■ Requirement ■
Below is some material; set it all down exactly, apart from the pictures.
===== Extracted information
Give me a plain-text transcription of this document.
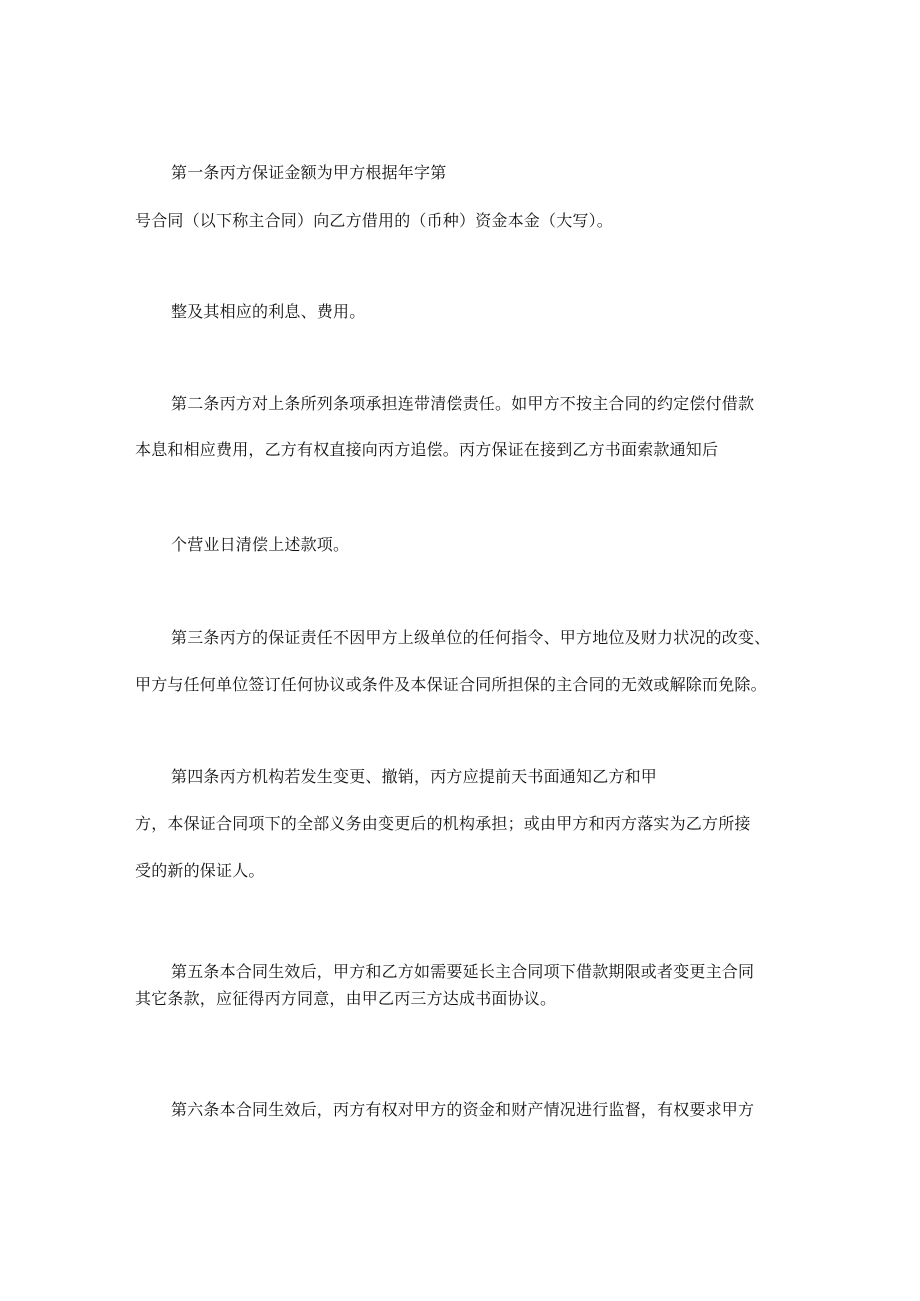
第一条丙方保证金额为甲方根据年字第

号合同（以下称主合同）向乙方借用的（币种）资金本金（大写）。

整及其相应的利息、费用。

第二条丙方对上条所列条项承担连带清偿责任。如甲方不按主合同的约定偿付借款

本息和相应费用，乙方有权直接向丙方追偿。丙方保证在接到乙方书面索款通知后

个营业日清偿上述款项。

第三条丙方的保证责任不因甲方上级单位的任何指令、甲方地位及财力状况的改变、

甲方与任何单位签订任何协议或条件及本保证合同所担保的主合同的无效或解除而免除。

第四条丙方机构若发生变更、撤销，丙方应提前天书面通知乙方和甲

方，本保证合同项下的全部义务由变更后的机构承担；或由甲方和丙方落实为乙方所接

受的新的保证人。

第五条本合同生效后，甲方和乙方如需要延长主合同项下借款期限或者变更主合同

其它条款，应征得丙方同意，由甲乙丙三方达成书面协议。

第六条本合同生效后，丙方有权对甲方的资金和财产情况进行监督，有权要求甲方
==========
■ Response for this exercise ■
Give me a plain-text transcription of this document.
第一条丙方保证金额为甲方根据年字第

号合同（以下称主合同）向乙方借用的（币种）资金本金（大写）。

整及其相应的利息、费用。

第二条丙方对上条所列条项承担连带清偿责任。如甲方不按主合同的约定偿付借款

本息和相应费用，乙方有权直接向丙方追偿。丙方保证在接到乙方书面索款通知后

个营业日清偿上述款项。

第三条丙方的保证责任不因甲方上级单位的任何指令、甲方地位及财力状况的改变、

甲方与任何单位签订任何协议或条件及本保证合同所担保的主合同的无效或解除而免除。

第四条丙方机构若发生变更、撤销，丙方应提前天书面通知乙方和甲

方，本保证合同项下的全部义务由变更后的机构承担；或由甲方和丙方落实为乙方所接

受的新的保证人。

第五条本合同生效后，甲方和乙方如需要延长主合同项下借款期限或者变更主合同

其它条款，应征得丙方同意，由甲乙丙三方达成书面协议。

第六条本合同生效后，丙方有权对甲方的资金和财产情况进行监督，有权要求甲方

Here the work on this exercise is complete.